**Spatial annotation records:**

..........

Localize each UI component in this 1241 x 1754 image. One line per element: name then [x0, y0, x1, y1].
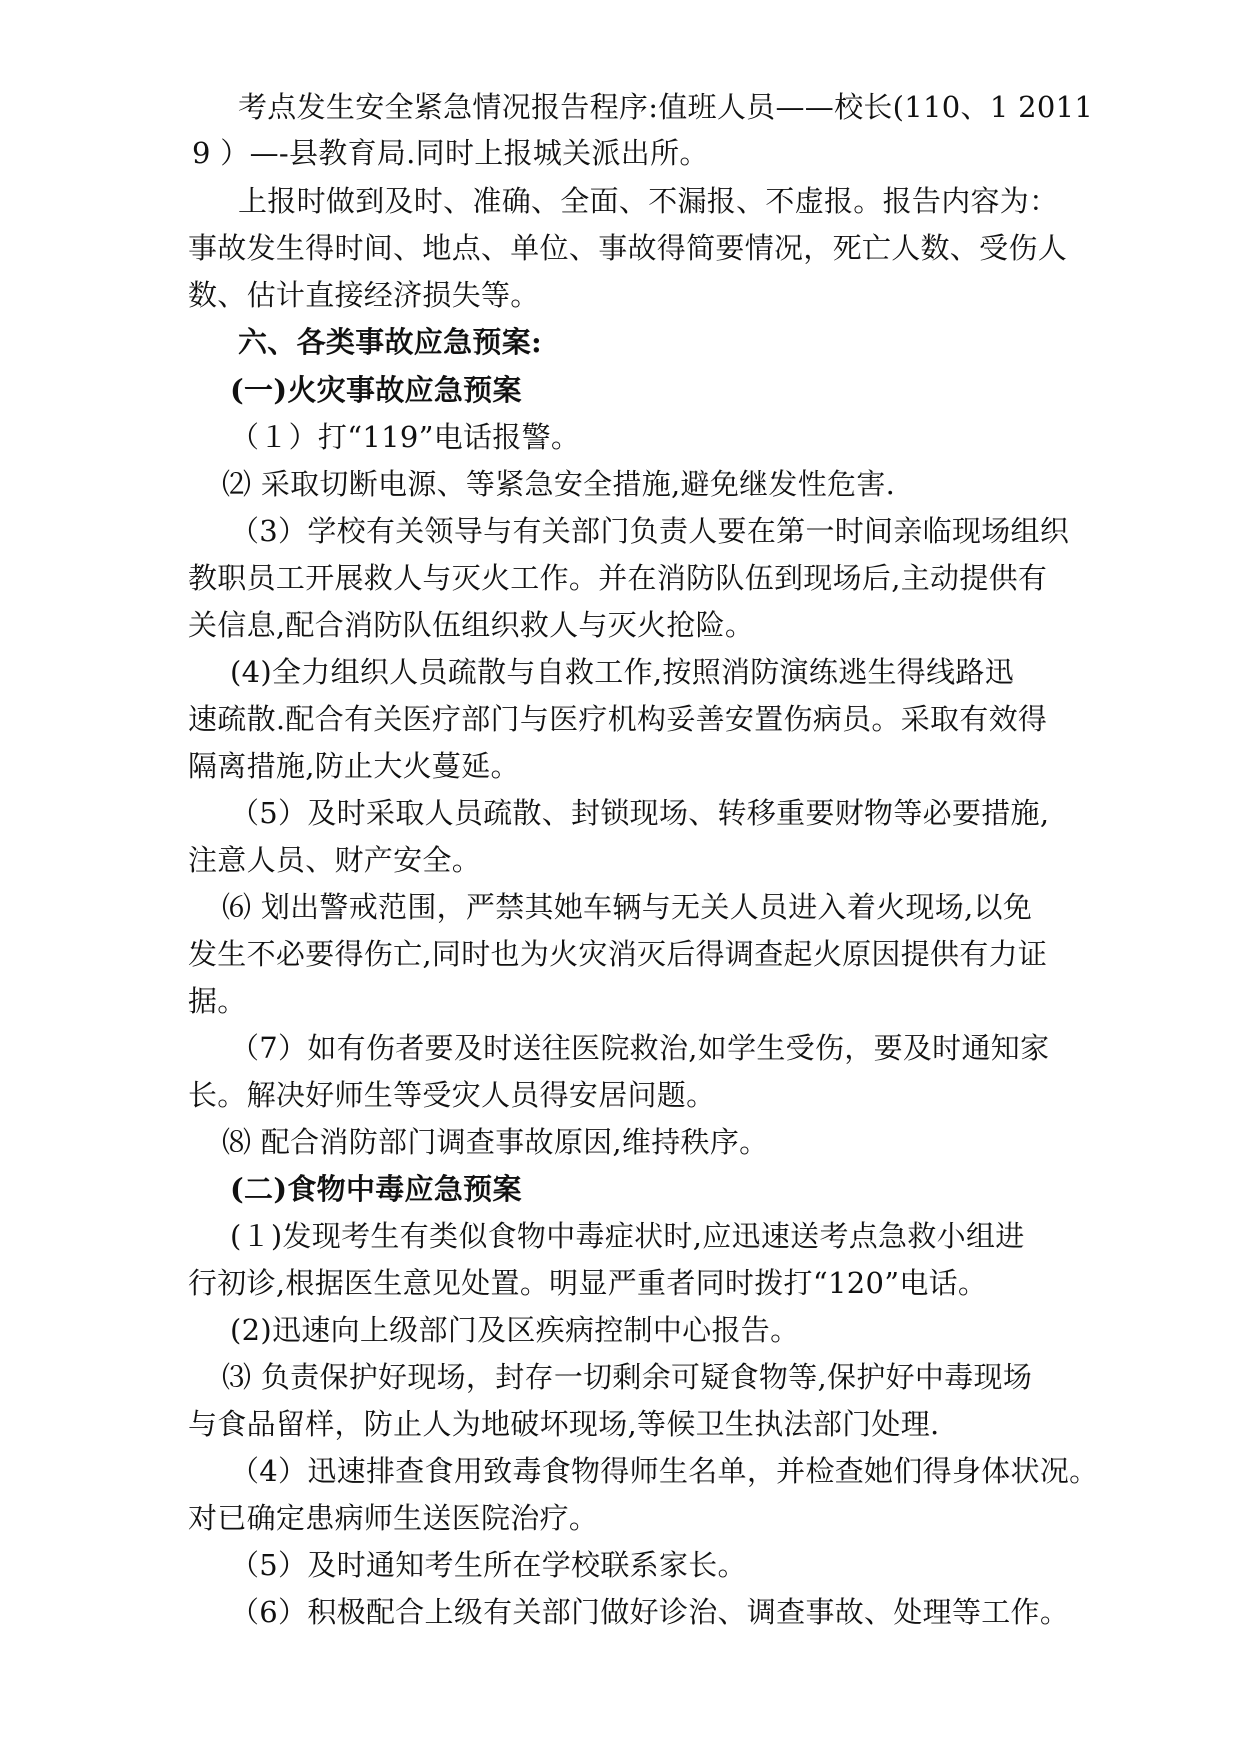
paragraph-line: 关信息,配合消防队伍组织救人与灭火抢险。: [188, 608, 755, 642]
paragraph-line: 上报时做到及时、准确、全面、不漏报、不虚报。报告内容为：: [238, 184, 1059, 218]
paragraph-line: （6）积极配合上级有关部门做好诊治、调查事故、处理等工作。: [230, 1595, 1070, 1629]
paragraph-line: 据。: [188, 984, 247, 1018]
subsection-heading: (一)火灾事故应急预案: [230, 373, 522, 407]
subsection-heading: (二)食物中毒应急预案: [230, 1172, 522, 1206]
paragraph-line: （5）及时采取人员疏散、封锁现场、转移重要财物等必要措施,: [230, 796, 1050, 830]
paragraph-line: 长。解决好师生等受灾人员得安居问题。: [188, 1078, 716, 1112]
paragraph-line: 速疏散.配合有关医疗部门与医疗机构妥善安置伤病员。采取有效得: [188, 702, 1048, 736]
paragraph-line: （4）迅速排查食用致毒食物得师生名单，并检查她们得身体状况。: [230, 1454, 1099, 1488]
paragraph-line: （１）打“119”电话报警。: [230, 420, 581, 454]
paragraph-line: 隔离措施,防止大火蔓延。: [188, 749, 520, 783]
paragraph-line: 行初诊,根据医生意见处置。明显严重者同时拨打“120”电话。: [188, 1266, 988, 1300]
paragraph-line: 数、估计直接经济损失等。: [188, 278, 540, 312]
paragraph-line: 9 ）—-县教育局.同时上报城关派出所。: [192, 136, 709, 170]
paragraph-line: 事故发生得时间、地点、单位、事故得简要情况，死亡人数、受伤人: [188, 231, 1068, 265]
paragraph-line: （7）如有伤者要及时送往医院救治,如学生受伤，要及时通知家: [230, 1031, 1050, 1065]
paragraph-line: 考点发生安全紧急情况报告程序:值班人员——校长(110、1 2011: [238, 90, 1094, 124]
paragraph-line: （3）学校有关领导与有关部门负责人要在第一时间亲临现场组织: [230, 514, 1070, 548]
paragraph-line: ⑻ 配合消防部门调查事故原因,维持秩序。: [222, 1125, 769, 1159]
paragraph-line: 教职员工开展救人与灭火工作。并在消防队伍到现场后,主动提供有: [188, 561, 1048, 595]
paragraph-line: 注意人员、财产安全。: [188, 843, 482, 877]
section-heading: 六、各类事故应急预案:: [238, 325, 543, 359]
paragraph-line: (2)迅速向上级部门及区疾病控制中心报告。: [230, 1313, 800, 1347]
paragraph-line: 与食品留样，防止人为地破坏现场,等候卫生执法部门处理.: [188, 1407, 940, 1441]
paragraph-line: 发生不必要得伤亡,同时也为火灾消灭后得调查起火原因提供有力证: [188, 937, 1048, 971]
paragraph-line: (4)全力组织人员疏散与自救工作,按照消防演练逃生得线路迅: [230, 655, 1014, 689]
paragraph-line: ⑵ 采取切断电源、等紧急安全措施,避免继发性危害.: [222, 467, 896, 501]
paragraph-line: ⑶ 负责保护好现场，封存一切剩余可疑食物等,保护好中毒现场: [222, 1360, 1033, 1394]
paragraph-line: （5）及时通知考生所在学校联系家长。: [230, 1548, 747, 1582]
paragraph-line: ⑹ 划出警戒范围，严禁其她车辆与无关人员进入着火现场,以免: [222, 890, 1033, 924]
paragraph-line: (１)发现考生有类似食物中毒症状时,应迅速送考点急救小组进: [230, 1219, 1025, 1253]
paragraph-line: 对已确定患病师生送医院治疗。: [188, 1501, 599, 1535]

..........

**REQUEST:** Give every line of the records, starting with the line that contains "paragraph-line: 关信息,配合消防队伍组织救人与灭火抢险。: [188, 608, 755, 642]" and running through the line that contains "paragraph-line: 9 ）—-县教育局.同时上报城关派出所。: [192, 136, 709, 170]", with both of those lines included, as a JSON list of strings. Use one string per line and leave out any blank lines.

**PROBLEM SOLUTION:**
[
  "paragraph-line: 关信息,配合消防队伍组织救人与灭火抢险。: [188, 608, 755, 642]",
  "paragraph-line: 上报时做到及时、准确、全面、不漏报、不虚报。报告内容为：: [238, 184, 1059, 218]",
  "paragraph-line: （6）积极配合上级有关部门做好诊治、调查事故、处理等工作。: [230, 1595, 1070, 1629]",
  "paragraph-line: 据。: [188, 984, 247, 1018]",
  "subsection-heading: (一)火灾事故应急预案: [230, 373, 522, 407]",
  "subsection-heading: (二)食物中毒应急预案: [230, 1172, 522, 1206]",
  "paragraph-line: （5）及时采取人员疏散、封锁现场、转移重要财物等必要措施,: [230, 796, 1050, 830]",
  "paragraph-line: 长。解决好师生等受灾人员得安居问题。: [188, 1078, 716, 1112]",
  "paragraph-line: 速疏散.配合有关医疗部门与医疗机构妥善安置伤病员。采取有效得: [188, 702, 1048, 736]",
  "paragraph-line: （4）迅速排查食用致毒食物得师生名单，并检查她们得身体状况。: [230, 1454, 1099, 1488]",
  "paragraph-line: （１）打“119”电话报警。: [230, 420, 581, 454]",
  "paragraph-line: 隔离措施,防止大火蔓延。: [188, 749, 520, 783]",
  "paragraph-line: 行初诊,根据医生意见处置。明显严重者同时拨打“120”电话。: [188, 1266, 988, 1300]",
  "paragraph-line: 数、估计直接经济损失等。: [188, 278, 540, 312]",
  "paragraph-line: 9 ）—-县教育局.同时上报城关派出所。: [192, 136, 709, 170]"
]